### Brief 1
List every group of people whom the sentencing guideline article names as requiring a pre-sentence report before a judge or magistrate decides on imprisonment.
### Brief 2
Continue the sentencing guideline article from its final sentence.
====== Provided text
Labour's populist pantomime over sentencing rules plays into the hands of the right | Janey Starling

1 day ago 7

A progressive sentencing guideline that was due to come into force today has been shot down in the crossfire of the culture wars. This is devastating news for people whose lives would have been changed by the guideline, such as pregnant women and mothers.

The Sentencing Council’s updated “imposition of community and custodial sentences” guideline signalled a change in sentencing. It would have required magistrates and judges to consult a pre-sentence report before deciding whether to imprison someone of an ethnic or religious minority, alongside other groups including young adults, abuse survivors and mothers. It would have taken into account structural disparities in sentencing outcomes, such as the high risk of stillbirth that pregnant women face in prison and the damage caused by separating mothers from children. It would also have introduced measures to combat racism in courts. The UN has described our justice system as systemically racist, and a 2017 review conducted by the now minister David Lammy acknowledged its “racial bias”.
============
====== Available data
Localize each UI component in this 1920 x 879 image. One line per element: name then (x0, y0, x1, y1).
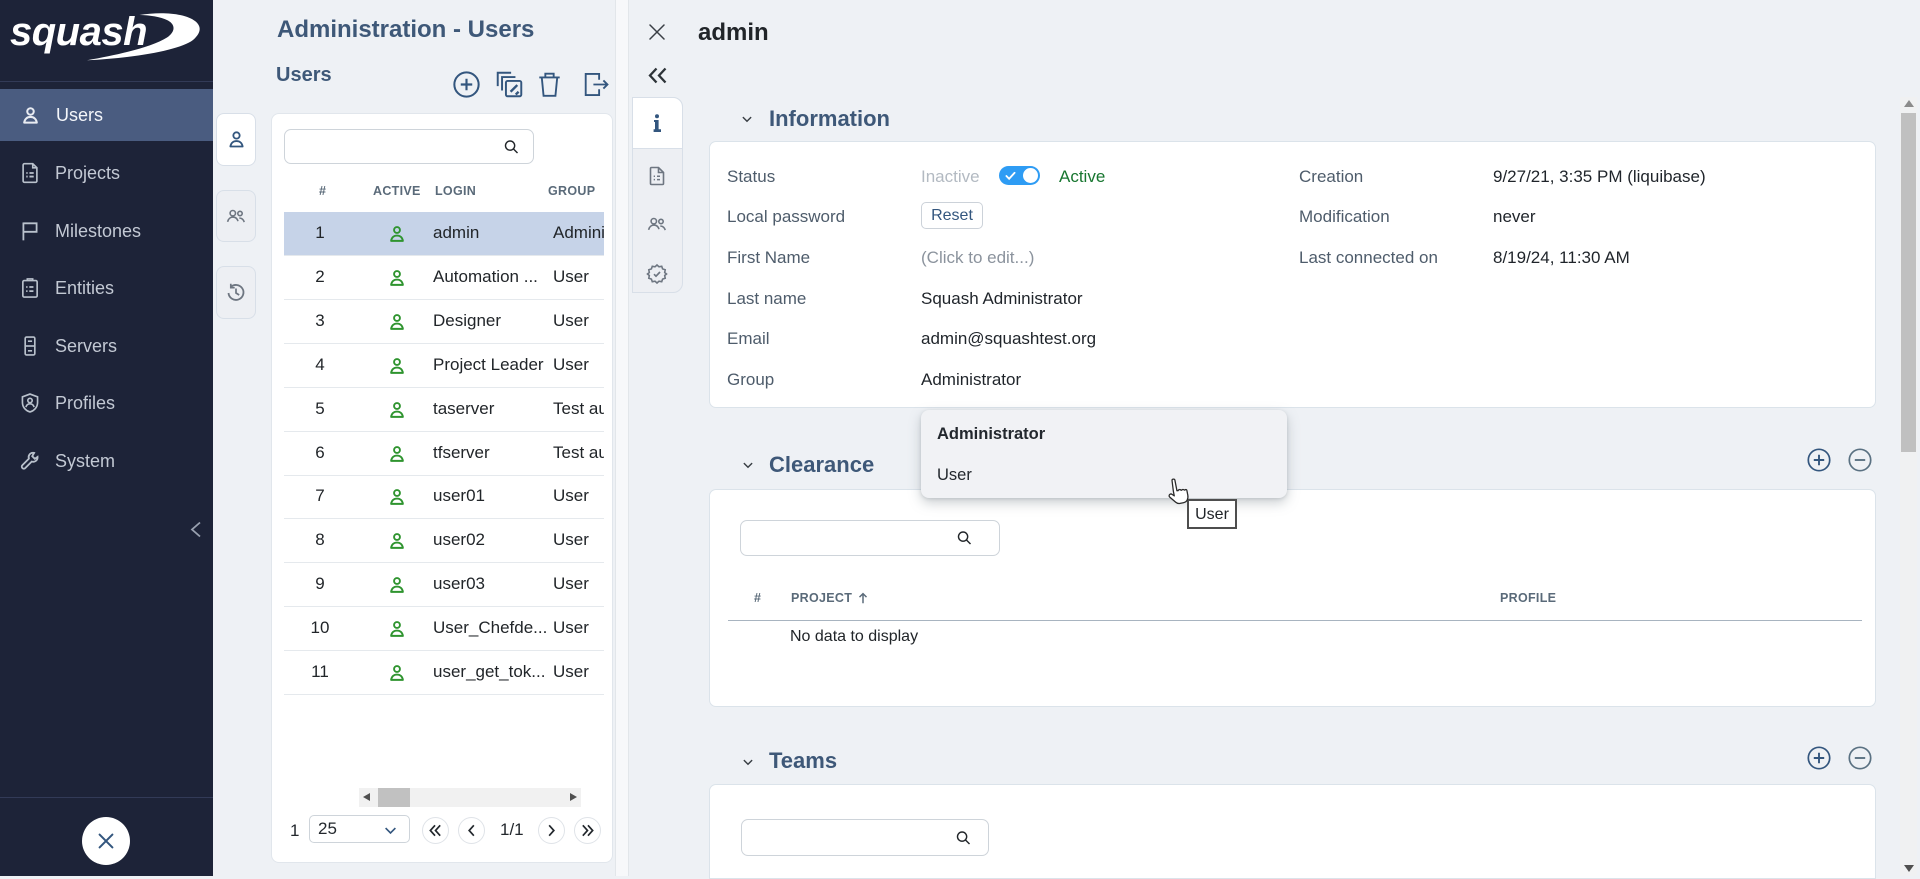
svg-text:squash: squash (10, 10, 147, 54)
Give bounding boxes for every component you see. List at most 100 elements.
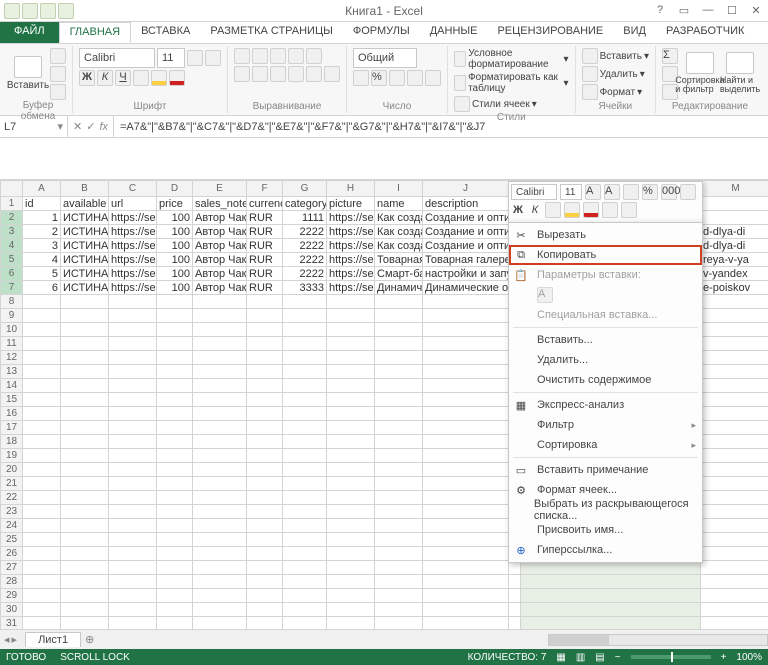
============
### Expected answer 1
- People of an ethnic or religious minority
- Young adults
- Abuse survivors
- Mothers

### Expected answer 2
The guideline was commonsense, evidence-led policy that the Sentencing Council had developed in careful consultation with criminal justice experts. England and Wales are in the grip of a prisons overcrowding crisis, overseen by a prisons minister, James Timpson, who has called for the need to “take politics out of sentencing”. In this context, you would think the government would champion these new changes, which could serve to reduce the women’s prison population in particular.

Instead, the lord chancellor, Shabana Mahmood, chose to perform a populist pantomime instigated by the shadow justice secretary, Robert Jenrick. When the Sentencing Council announced the guideline last month, Jenrick labelled it “two-tier justice”. This echoed Tommy Robinson’s “two-tier policing” slogan from last summer’s riots, which claimed that white far-right protesters were treated more harshly than ethnic minorities.

Protesters outside the Royal Courts of Justice, London, 18 March 2023
Protesters outside the Royal Courts of Justice, London, 18 March 2023. Photograph: Elizabeth Dalziel

Jenrick’s ploy to hijack the guideline is not surprising: this is the same man who resigned as immigration minister in 2023 because the Rwanda deportation scheme didn’t “go far enough”. What is truly appalling is that Mahmood decided to play along in an attempt to win over Conservative and Reform UK voters.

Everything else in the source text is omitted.